* _TEXT EXCERPT_
start

Fig 1. The dead webserver with dual Tualatins at 1.26GHz and four WDC1200JBs in RAID10.
Having arrived there I found the webserver non-responsive and I couldn’t get in from either the console or through ssh. I was basically staring at the login screen that wasn’t registering any of my keystrokes. I then powered the webserver down by simply flipping the powerswitch and with that took the last bit of life left out of it, as I never managed to power it back on again. I then decided to pack it up and take it with me for further analysis and hopefully a quick revival so I could put it back in the rack and get Hardware Analysis back online again. But I quickly became convinced that Murphy’s Law was at work here and the powers that be had decided otherwise for our trustworthy webserver. I swapped out the memory, the processors and tried everything possible to get it to post, but all it did was turn on the NIC lights and spin it’s fans at me and that was it.
So here I was, looking at a dead webserver containing all of our website data on it’s IDE RAID10 array. We have backups of course, but the last-minute user comments and other content would not be included in that backup, so worst case, we’d be setting things back by at least a week. I wanted to try and see if I could salvage at least part of the content and if possible the entire RAID array so we could be off to a quick start once I copied the data over to the new webserver we’ve been working on already. That part of the process actually went over smoothly, smoother than I expected even, as after installing RH9 on a new machine and connecting the disks to a similar IDE RAID controller and mounting the array, we could simply restore the array and copy all the important data over to safe location with little effort.
Fig 2. Recovering the RAID10 array, this went over smoothly with very little effort.
Then we proceeded with setting up the new server with RH9 and configuring it similar to the old server. Me and Vitaliy worked for most of the night restoring all of Hardware Analysis from the RAID array as well as installing and optimizing the new server at the same time. The result is obvious, as otherwise you wouldn’t be reading this page or any other page on Hardware Analysis. Most of today was spent bug fixing and making sure everything was up and running and configured properly. After we were confident that everything was alright I turned my attention towards finding a cause for the server crash. It quickly became apparent that the powersupply had been acting up and had gradually deteriorated into one last power surge that wiped out the motherboard, memory, processors and all else, but for the RAID array and the CDROM.
Fig 3. The new webserver, featuring dual 2.8GHz Xeon processors and four Seagate Barracudas in RAID10.
Needless to say I’ll be calling the manufacturer this week and I’ll see whether he’s willing to pay for any of the damages as both the case and the powersupply are still under warranty and this is something you don’t expect from a reputable manufacturer. What we’ve learned from this is simply that picking your parts carefully is important, and having recent backups is essential. If we had not used a RAID10 array but a single disk, chances are much larger we’d have lost most, if not all, of the content and would have needed to use the backup instead. In this case we had a RAID10 array of four drives, comprising of two sets of disks with the same data, which could be extracted and restored to a fully working site to the very moment the system stopped working.

end

* _DATASET ENTRIES_

start

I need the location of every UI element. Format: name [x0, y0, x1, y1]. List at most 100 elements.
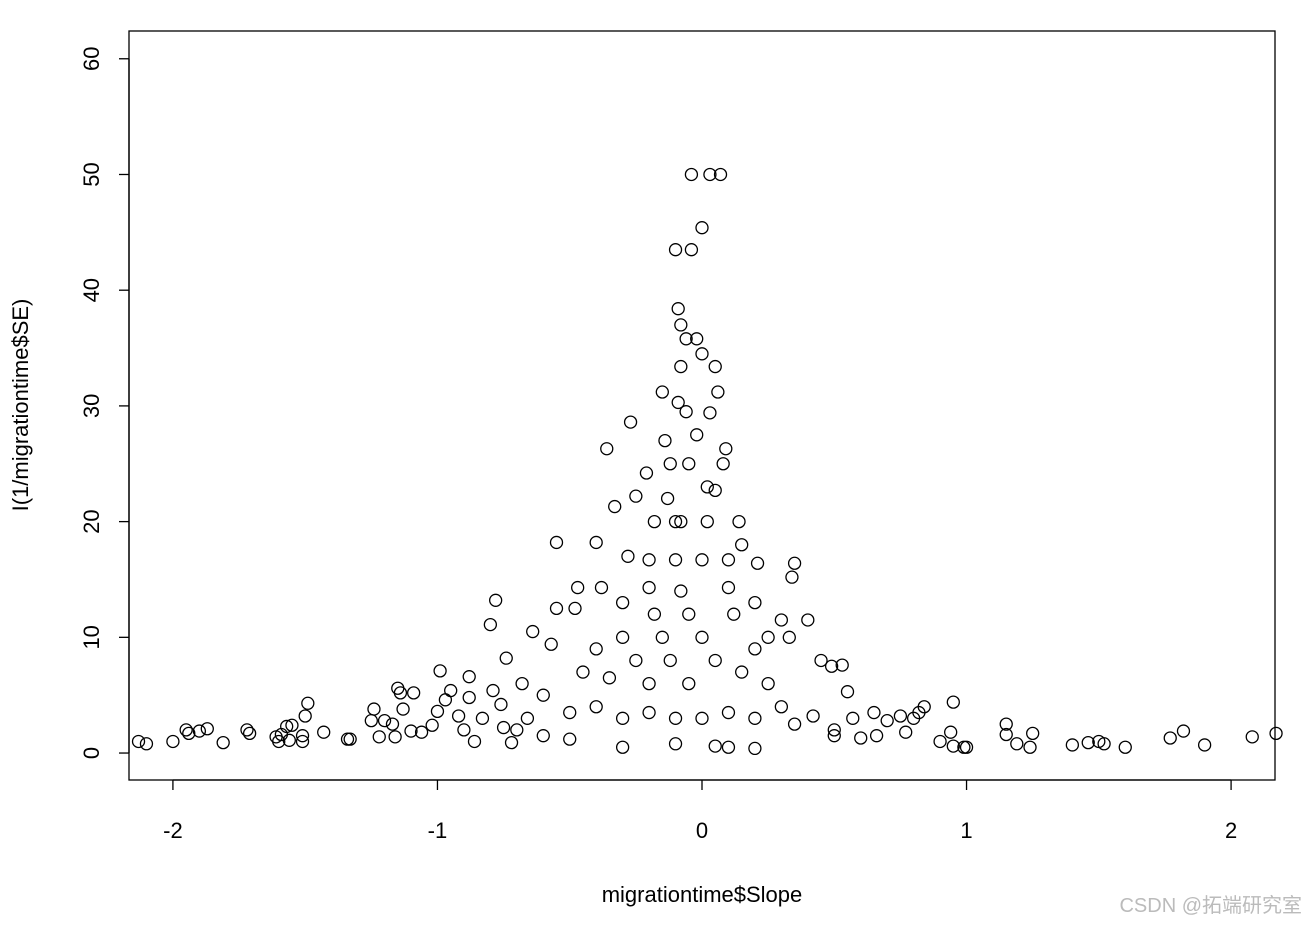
point [563, 705, 577, 720]
point [806, 709, 820, 723]
point [695, 553, 709, 567]
point [1269, 726, 1283, 741]
point [727, 607, 741, 621]
point [364, 713, 378, 728]
point [589, 535, 603, 550]
point [827, 729, 841, 743]
point [240, 723, 254, 737]
point [824, 659, 839, 673]
y-tick-label: 40 [79, 278, 104, 302]
x-tick-label: -2 [163, 818, 183, 843]
point [496, 720, 511, 735]
point [494, 697, 508, 712]
point [684, 167, 699, 182]
point [600, 442, 614, 456]
point [642, 580, 656, 595]
point [444, 683, 458, 698]
point [668, 553, 683, 567]
point [594, 580, 609, 595]
point [869, 729, 884, 743]
point [589, 700, 603, 714]
point [615, 711, 630, 725]
point [639, 466, 654, 480]
point [623, 415, 638, 429]
point [721, 553, 736, 567]
y-tick-label: 0 [79, 747, 104, 759]
point [1023, 740, 1037, 754]
point [520, 711, 535, 725]
point [700, 514, 714, 529]
point [467, 734, 482, 749]
point [713, 167, 728, 182]
point [391, 681, 405, 695]
point [1026, 726, 1040, 741]
point [280, 719, 294, 734]
point [959, 740, 974, 754]
point [615, 595, 630, 610]
point [602, 671, 617, 685]
point [510, 723, 524, 737]
point [999, 727, 1013, 742]
point [486, 683, 500, 698]
point [840, 685, 855, 699]
point [179, 723, 193, 737]
point [404, 724, 418, 738]
point [499, 651, 513, 665]
point [317, 725, 331, 739]
point [589, 642, 603, 656]
point [893, 709, 908, 723]
point [1097, 737, 1111, 751]
point [668, 243, 683, 257]
point [340, 732, 355, 746]
point [475, 711, 490, 725]
x-tick-label: 0 [696, 818, 708, 843]
point [814, 653, 828, 668]
point [571, 580, 585, 595]
point [668, 737, 683, 751]
point [679, 332, 693, 346]
point [690, 428, 704, 442]
point [301, 696, 315, 710]
point [489, 593, 503, 607]
point [695, 221, 709, 235]
point [899, 725, 913, 739]
point [682, 607, 696, 621]
point [716, 457, 730, 471]
x-axis-label: migrationtime$Slope [602, 882, 803, 907]
point [748, 741, 762, 756]
point [674, 318, 688, 332]
point [703, 167, 717, 182]
y-tick-label: 20 [79, 509, 104, 533]
point [721, 705, 736, 720]
point [367, 702, 381, 716]
point [674, 514, 688, 529]
point [343, 732, 357, 746]
point [549, 601, 564, 616]
point [658, 433, 672, 448]
point [748, 595, 762, 610]
point [719, 442, 733, 456]
point [216, 735, 230, 750]
point [690, 332, 704, 346]
point [827, 723, 841, 737]
point [647, 607, 662, 621]
point [732, 514, 746, 529]
point [1245, 730, 1259, 744]
point [1176, 724, 1191, 738]
point [242, 726, 257, 741]
point [608, 499, 622, 514]
y-tick-label: 30 [79, 394, 104, 418]
point [483, 617, 498, 632]
point [761, 630, 775, 644]
point [406, 686, 421, 700]
point [272, 734, 286, 749]
point [192, 724, 207, 738]
y-tick-label: 60 [79, 47, 104, 71]
point [642, 553, 656, 567]
point [835, 658, 849, 672]
x-tick-label: 1 [960, 818, 972, 843]
point [703, 406, 717, 420]
point [695, 630, 709, 644]
point [700, 480, 714, 494]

end

* _PROBLEM TO WORK ON_
Print the passage from the server-failure account starting with "So here I was, looking" and going on through "with little effort.", matching the original word for word. The listing has no connection to the server-failure account.

* _TASK SOLUTION_
So here I was, looking at a dead webserver containing all of our website data on it’s IDE RAID10 array. We have backups of course, but the last-minute user comments and other content would not be included in that backup, so worst case, we’d be setting things back by at least a week. I wanted to try and see if I could salvage at least part of the content and if possible the entire RAID array so we could be off to a quick start once I copied the data over to the new webserver we’ve been working on already. That part of the process actually went over smoothly, smoother than I expected even, as after installing RH9 on a new machine and connecting the disks to a similar IDE RAID controller and mounting the array, we could simply restore the array and copy all the important data over to safe location with little effort.